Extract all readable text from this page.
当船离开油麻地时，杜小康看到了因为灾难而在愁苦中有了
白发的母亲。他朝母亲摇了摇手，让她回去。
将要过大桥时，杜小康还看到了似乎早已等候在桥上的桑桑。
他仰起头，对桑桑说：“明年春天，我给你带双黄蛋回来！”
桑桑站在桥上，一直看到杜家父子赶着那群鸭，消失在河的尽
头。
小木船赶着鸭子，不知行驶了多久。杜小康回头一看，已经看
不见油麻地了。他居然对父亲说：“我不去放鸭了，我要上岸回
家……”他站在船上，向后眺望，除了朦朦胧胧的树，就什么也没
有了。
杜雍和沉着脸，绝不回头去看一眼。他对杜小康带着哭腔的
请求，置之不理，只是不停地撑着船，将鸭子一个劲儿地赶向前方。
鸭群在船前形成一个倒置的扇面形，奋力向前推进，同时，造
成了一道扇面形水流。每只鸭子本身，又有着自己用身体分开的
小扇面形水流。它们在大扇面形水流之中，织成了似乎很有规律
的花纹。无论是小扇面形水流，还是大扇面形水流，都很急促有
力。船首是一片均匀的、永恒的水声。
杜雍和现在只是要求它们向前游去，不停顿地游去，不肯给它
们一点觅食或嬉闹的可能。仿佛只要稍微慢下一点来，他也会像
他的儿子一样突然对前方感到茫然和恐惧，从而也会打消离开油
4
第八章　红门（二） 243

************

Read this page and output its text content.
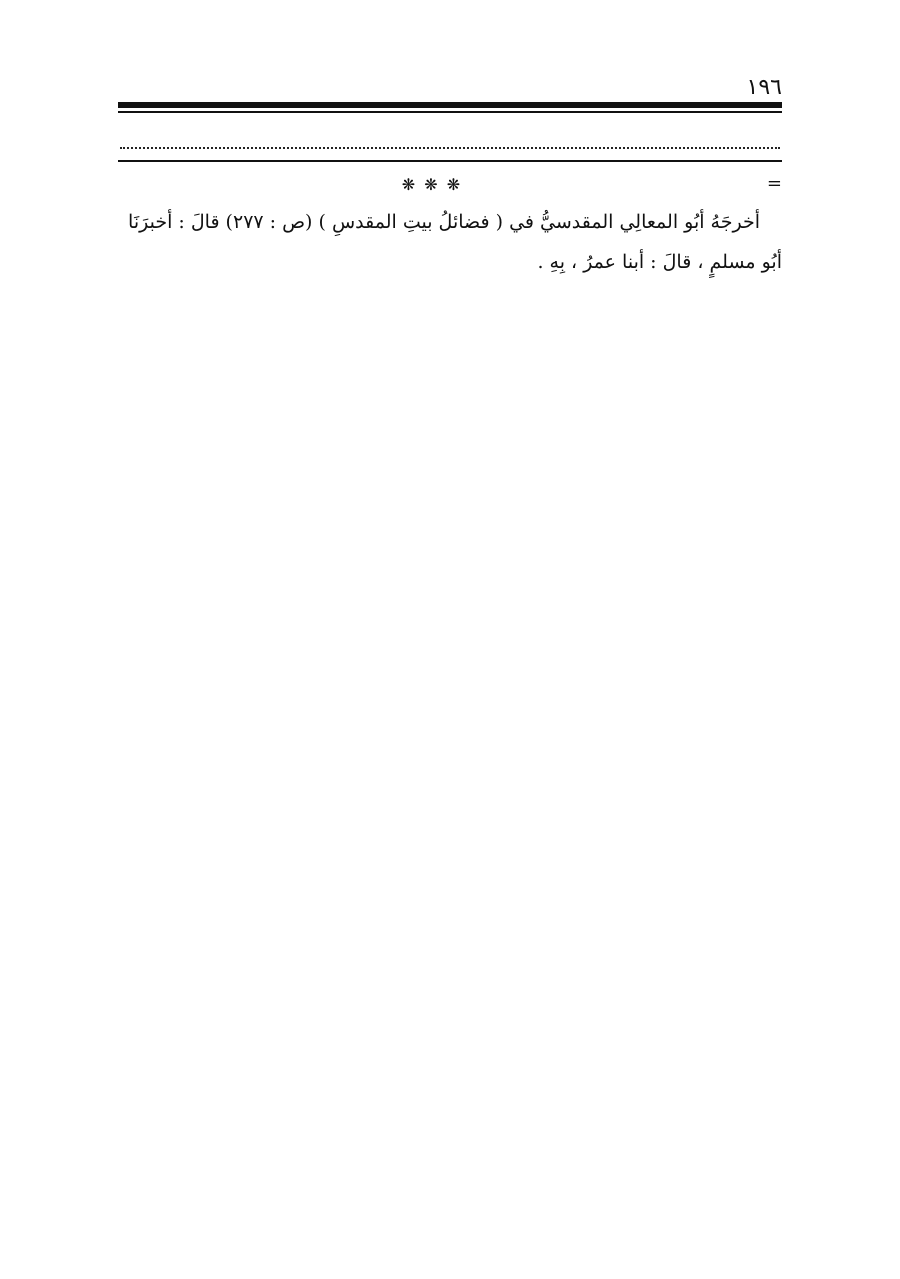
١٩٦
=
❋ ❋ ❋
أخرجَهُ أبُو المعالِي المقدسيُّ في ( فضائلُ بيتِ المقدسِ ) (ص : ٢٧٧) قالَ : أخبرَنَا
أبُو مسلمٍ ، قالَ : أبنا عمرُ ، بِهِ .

************

### [WORK TO DO]
Check each line above for the string "page" and show the ones that have it.

### [OUTPUT]
Extract all readable text from this page.
Read this page and output its text content.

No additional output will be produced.